From the listing below, extract every line containing "hundreds".

───── PROVIDED DATA ─────

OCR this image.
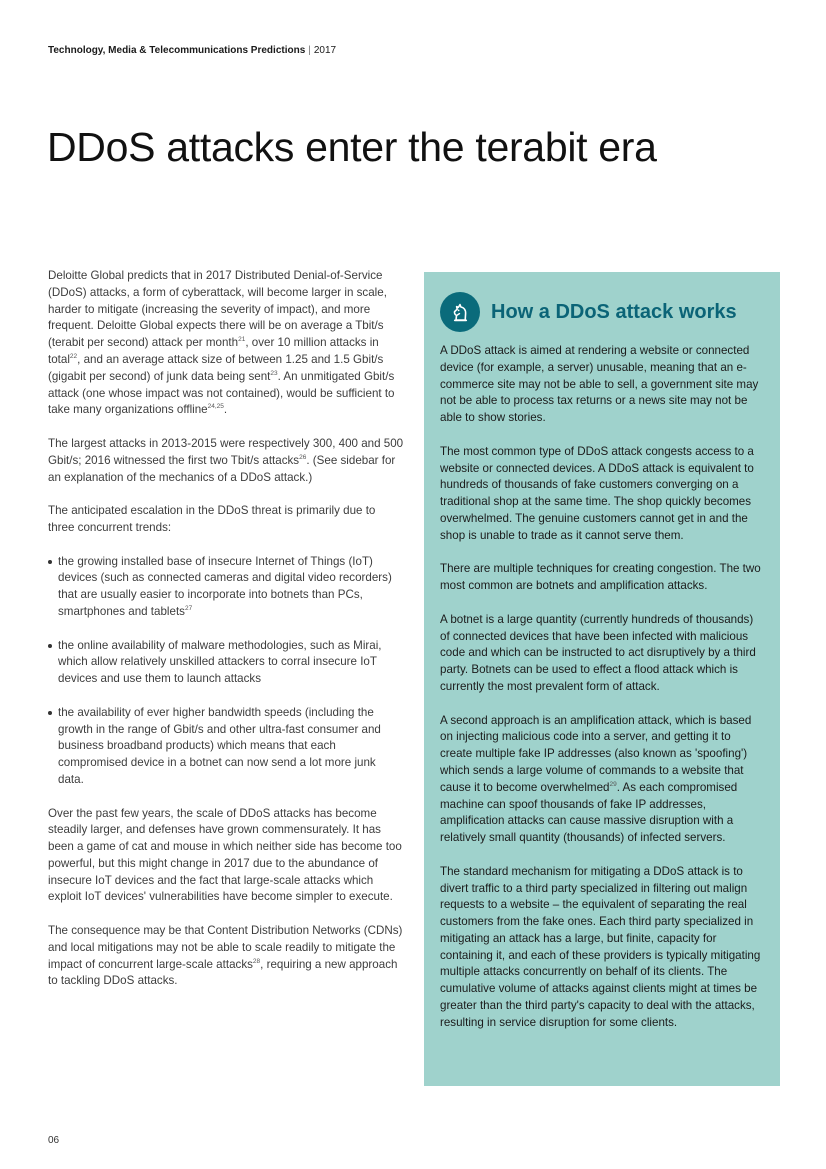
Technology, Media & Telecommunications Predictions | 2017
DDoS attacks enter the terabit era

Deloitte Global predicts that in 2017 Distributed Denial-of-Service (DDoS) attacks, a form of cyberattack, will become larger in scale, harder to mitigate (increasing the severity of impact), and more frequent. Deloitte Global expects there will be on average a Tbit/s (terabit per second) attack per month$^{21}$, over 10 million attacks in total$^{22}$, and an average attack size of between 1.25 and 1.5 Gbit/s (gigabit per second) of junk data being sent$^{23}$. An unmitigated Gbit/s attack (one whose impact was not contained), would be sufficient to take many organizations offline$^{24,25}$.

The largest attacks in 2013-2015 were respectively 300, 400 and 500 Gbit/s; 2016 witnessed the first two Tbit/s attacks$^{26}$. (See sidebar for an explanation of the mechanics of a DDoS attack.)

The anticipated escalation in the DDoS threat is primarily due to three concurrent trends:

the growing installed base of insecure Internet of Things (IoT) devices (such as connected cameras and digital video recorders) that are usually easier to incorporate into botnets than PCs, smartphones and tablets$^{27}$
the online availability of malware methodologies, such as Mirai, which allow relatively unskilled attackers to corral insecure IoT devices and use them to launch attacks
the availability of ever higher bandwidth speeds (including the growth in the range of Gbit/s and other ultra-fast consumer and business broadband products) which means that each compromised device in a botnet can now send a lot more junk data.

Over the past few years, the scale of DDoS attacks has become steadily larger, and defenses have grown commensurately. It has been a game of cat and mouse in which neither side has become too powerful, but this might change in 2017 due to the abundance of insecure IoT devices and the fact that large-scale attacks which exploit IoT devices' vulnerabilities have become simpler to execute.

The consequence may be that Content Distribution Networks (CDNs) and local mitigations may not be able to scale readily to mitigate the impact of concurrent large-scale attacks$^{28}$, requiring a new approach to tackling DDoS attacks.

How a DDoS attack works

A DDoS attack is aimed at rendering a website or connected device (for example, a server) unusable, meaning that an e-commerce site may not be able to sell, a government site may not be able to process tax returns or a news site may not be able to show stories.

The most common type of DDoS attack congests access to a website or connected devices. A DDoS attack is equivalent to hundreds of thousands of fake customers converging on a traditional shop at the same time. The shop quickly becomes overwhelmed. The genuine customers cannot get in and the shop is unable to trade as it cannot serve them.

There are multiple techniques for creating congestion. The two most common are botnets and amplification attacks.

A botnet is a large quantity (currently hundreds of thousands) of connected devices that have been infected with malicious code and which can be instructed to act disruptively by a third party. Botnets can be used to effect a flood attack which is currently the most prevalent form of attack.

A second approach is an amplification attack, which is based on injecting malicious code into a server, and getting it to create multiple fake IP addresses (also known as 'spoofing') which sends a large volume of commands to a website that cause it to become overwhelmed$^{29}$. As each compromised machine can spoof thousands of fake IP addresses, amplification attacks can cause massive disruption with a relatively small quantity (thousands) of infected servers.

The standard mechanism for mitigating a DDoS attack is to divert traffic to a third party specialized in filtering out malign requests to a website – the equivalent of separating the real customers from the fake ones. Each third party specialized in mitigating an attack has a large, but finite, capacity for containing it, and each of these providers is typically mitigating multiple attacks concurrently on behalf of its clients. The cumulative volume of attacks against clients might at times be greater than the third party's capacity to deal with the attacks, resulting in service disruption for some clients.

06
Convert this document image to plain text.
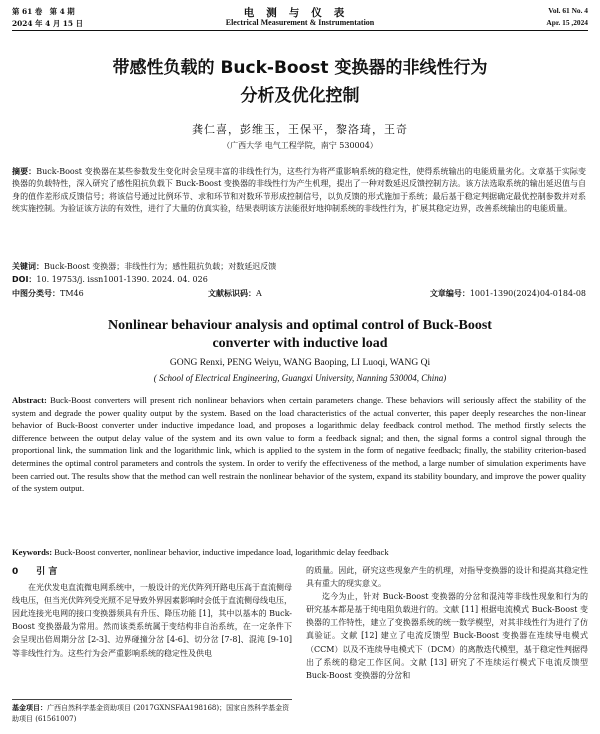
第 61 卷　第 4 期
2024 年 4 月 15 日
电测与仪表
Electrical Measurement & Instrumentation
Vol. 61 No. 4
Apr. 15 ,2024
带感性负载的 Buck-Boost 变换器的非线性行为
分析及优化控制
龚仁喜，彭维玉，王保平，黎洛琦，王奇
（广西大学 电气工程学院，南宁 530004）
摘要：Buck-Boost 变换器在某些参数发生变化时会呈现丰富的非线性行为，这些行为将严重影响系统的稳定性，使得系统输出的电能质量劣化。文章基于实际变换器的负载特性，深入研究了感性阻抗负载下 Buck-Boost 变换器的非线性行为产生机理，提出了一种对数延迟反馈控制方法。该方法选取系统的输出延迟值与自身的值作差形成反馈信号；将该信号通过比例环节、求和环节和对数环节形成控制信号，以负反馈的形式施加于系统；最后基于稳定判据确定最优控制参数并对系统实施控制。为验证该方法的有效性，进行了大量的仿真实验，结果表明该方法能很好地抑制系统的非线性行为，扩展其稳定边界，改善系统输出的电能质量。
关键词：Buck-Boost 变换器；非线性行为；感性阻抗负载；对数延迟反馈
DOI：10. 19753/j. issn1001-1390. 2024. 04. 026
中图分类号：TM46	文献标识码：A	文章编号：1001-1390(2024)04-0184-08
Nonlinear behaviour analysis and optimal control of Buck-Boost
converter with inductive load
GONG Renxi, PENG Weiyu, WANG Baoping, LI Luoqi, WANG Qi
( School of Electrical Engineering, Guangxi University, Nanning 530004, China)
Abstract: Buck-Boost converters will present rich nonlinear behaviors when certain parameters change. These behaviors will seriously affect the stability of the system and degrade the power quality output by the system. Based on the load characteristics of the actual converter, this paper deeply researches the non-linear behavior of Buck-Boost converter under inductive impedance load, and proposes a logarithmic delay feedback control method. The method firstly selects the difference between the output delay value of the system and its own value to form a feedback signal; and then, the signal forms a control signal through the proportional link, the summation link and the logarithmic link, which is applied to the system in the form of negative feedback; finally, the stability criterion-based determines the optimal control parameters and controls the system. In order to verify the effectiveness of the method, a large number of simulation experiments have been carried out. The results show that the method can well restrain the nonlinear behavior of the system, expand its stability boundary, and improve the power quality of the system output.
Keywords: Buck-Boost converter, nonlinear behavior, inductive impedance load, logarithmic delay feedback
0 引 言
在光伏发电直流微电网系统中，一般设计的光伏阵列开路电压高于直流侧母线电压，但当光伏阵列受光照不足导致外界因素影响时会低于直流侧母线电压，因此连接光电网的接口变换器须具有升压、降压功能 [1]，其中以基本的 Buck-Boost 变换器最为常用。然而该类系统属于变结构非自治系统，在一定条件下会呈现出倍周期分岔 [2-3]、边界碰撞分岔 [4-6]、切分岔 [7-8]、混沌 [9-10] 等非线性行为。这些行为会严重影响系统的稳定性及供电
的质量。因此，研究这些现象产生的机理，对指导变换器的设计和提高其稳定性具有重大的现实意义。
迄今为止，针对 Buck-Boost 变换器的分岔和混沌等非线性现象和行为的研究基本都是基于纯电阻负载进行的。文献 [11] 根据电流模式 Buck-Boost 变换器的工作特性，建立了变换器系统的统一数学模型，对其非线性行为进行了仿真验证。文献 [12] 建立了电流反馈型 Buck-Boost 变换器在连续导电模式（CCM）以及不连续导电模式下（DCM）的离散迭代模型，基于稳定性判据得出了系统的稳定工作区间。文献 [13] 研究了不连续运行模式下电流反馈型 Buck-Boost 变换器的分岔和
基金项目：广西自然科学基金资助项目 (2017GXNSFAA198168)；国家自然科学基金资助项目 (61561007)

─────

_OUTPUT_
The most common type of DDoS attack congests access to a website or connected devices. A DDoS attack is equivalent to hundreds of thousands of fake customers converging on a traditional shop at the same time. The shop quickly becomes overwhelmed. The genuine customers cannot get in and the shop is unable to trade as it cannot serve them.
A botnet is a large quantity (currently hundreds of thousands) of connected devices that have been infected with malicious code and which can be instructed to act disruptively by a third party. Botnets can be used to effect a flood attack which is currently the most prevalent form of attack.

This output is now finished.